## Begin RECORD LIST
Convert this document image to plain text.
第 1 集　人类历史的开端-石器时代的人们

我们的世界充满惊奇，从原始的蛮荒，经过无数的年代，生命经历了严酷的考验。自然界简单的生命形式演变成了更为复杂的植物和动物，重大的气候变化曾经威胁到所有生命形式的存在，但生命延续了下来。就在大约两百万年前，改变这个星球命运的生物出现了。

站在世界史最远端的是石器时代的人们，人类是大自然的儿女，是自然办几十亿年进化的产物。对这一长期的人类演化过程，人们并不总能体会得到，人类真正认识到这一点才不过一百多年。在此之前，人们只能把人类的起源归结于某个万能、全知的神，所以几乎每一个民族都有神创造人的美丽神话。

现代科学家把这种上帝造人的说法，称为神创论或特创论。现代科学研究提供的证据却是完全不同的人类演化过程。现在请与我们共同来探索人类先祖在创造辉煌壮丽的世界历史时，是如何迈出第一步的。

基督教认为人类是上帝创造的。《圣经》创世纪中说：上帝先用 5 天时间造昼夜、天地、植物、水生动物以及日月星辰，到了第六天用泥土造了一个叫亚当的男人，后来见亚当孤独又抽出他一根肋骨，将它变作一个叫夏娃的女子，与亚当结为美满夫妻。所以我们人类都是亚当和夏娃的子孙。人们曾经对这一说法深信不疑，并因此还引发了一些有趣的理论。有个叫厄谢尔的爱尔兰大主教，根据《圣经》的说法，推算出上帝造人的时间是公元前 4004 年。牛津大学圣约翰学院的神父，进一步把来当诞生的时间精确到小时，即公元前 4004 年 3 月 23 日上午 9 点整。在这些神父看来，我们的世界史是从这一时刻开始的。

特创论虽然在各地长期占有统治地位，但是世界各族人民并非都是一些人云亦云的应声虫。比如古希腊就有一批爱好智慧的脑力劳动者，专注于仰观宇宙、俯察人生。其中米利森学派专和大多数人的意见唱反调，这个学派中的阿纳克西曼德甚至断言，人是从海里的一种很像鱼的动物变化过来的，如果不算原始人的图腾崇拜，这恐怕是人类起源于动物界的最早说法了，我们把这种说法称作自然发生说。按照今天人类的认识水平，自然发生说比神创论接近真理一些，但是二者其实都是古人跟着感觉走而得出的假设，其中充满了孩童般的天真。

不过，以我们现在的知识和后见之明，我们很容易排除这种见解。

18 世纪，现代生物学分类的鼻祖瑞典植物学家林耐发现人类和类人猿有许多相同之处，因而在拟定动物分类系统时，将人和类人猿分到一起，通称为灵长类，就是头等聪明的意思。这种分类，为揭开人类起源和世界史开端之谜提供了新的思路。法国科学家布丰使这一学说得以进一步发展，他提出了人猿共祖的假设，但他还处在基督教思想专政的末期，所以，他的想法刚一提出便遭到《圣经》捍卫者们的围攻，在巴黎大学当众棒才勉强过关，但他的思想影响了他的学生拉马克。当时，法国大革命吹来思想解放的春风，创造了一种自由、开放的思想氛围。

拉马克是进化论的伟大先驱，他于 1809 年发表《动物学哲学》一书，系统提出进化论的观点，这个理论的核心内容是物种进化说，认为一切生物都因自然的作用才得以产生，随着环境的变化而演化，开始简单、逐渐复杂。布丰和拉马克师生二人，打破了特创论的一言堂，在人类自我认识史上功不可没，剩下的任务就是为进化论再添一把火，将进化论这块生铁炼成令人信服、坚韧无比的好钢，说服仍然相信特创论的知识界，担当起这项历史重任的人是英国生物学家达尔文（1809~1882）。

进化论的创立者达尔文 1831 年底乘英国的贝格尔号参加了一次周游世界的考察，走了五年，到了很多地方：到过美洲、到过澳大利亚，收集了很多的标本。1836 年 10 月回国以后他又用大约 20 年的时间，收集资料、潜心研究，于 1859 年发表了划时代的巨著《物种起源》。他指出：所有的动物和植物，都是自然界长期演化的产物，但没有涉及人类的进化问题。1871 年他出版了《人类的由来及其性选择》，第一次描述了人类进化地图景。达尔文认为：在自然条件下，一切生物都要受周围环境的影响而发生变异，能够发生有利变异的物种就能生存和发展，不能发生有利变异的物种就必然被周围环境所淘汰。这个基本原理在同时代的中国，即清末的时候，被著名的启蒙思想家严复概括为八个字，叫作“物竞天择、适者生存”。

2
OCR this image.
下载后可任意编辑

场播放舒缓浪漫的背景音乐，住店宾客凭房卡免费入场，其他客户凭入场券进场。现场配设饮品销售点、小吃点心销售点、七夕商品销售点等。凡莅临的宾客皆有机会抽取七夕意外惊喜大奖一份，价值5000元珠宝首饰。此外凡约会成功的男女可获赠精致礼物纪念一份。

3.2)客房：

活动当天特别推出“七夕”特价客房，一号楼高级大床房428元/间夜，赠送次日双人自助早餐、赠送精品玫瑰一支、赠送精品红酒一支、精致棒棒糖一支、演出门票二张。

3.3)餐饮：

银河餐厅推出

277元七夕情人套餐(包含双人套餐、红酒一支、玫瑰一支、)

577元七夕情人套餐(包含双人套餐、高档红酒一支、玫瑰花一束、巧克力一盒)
## End RECORD LIST
(PROBLEM REQUIREMENTS)
Everything from the line with "OCR this image." through the last line of the material above should be echoed exactly, and nothing else.

(ANSWER TO THE TASK)
OCR this image.
下载后可任意编辑

场播放舒缓浪漫的背景音乐，住店宾客凭房卡免费入场，其他客户凭入场券进场。现场配设饮品销售点、小吃点心销售点、七夕商品销售点等。凡莅临的宾客皆有机会抽取七夕意外惊喜大奖一份，价值5000元珠宝首饰。此外凡约会成功的男女可获赠精致礼物纪念一份。

3.2)客房：

活动当天特别推出“七夕”特价客房，一号楼高级大床房428元/间夜，赠送次日双人自助早餐、赠送精品玫瑰一支、赠送精品红酒一支、精致棒棒糖一支、演出门票二张。

3.3)餐饮：

银河餐厅推出

277元七夕情人套餐(包含双人套餐、红酒一支、玫瑰一支、)

577元七夕情人套餐(包含双人套餐、高档红酒一支、玫瑰花一束、巧克力一盒)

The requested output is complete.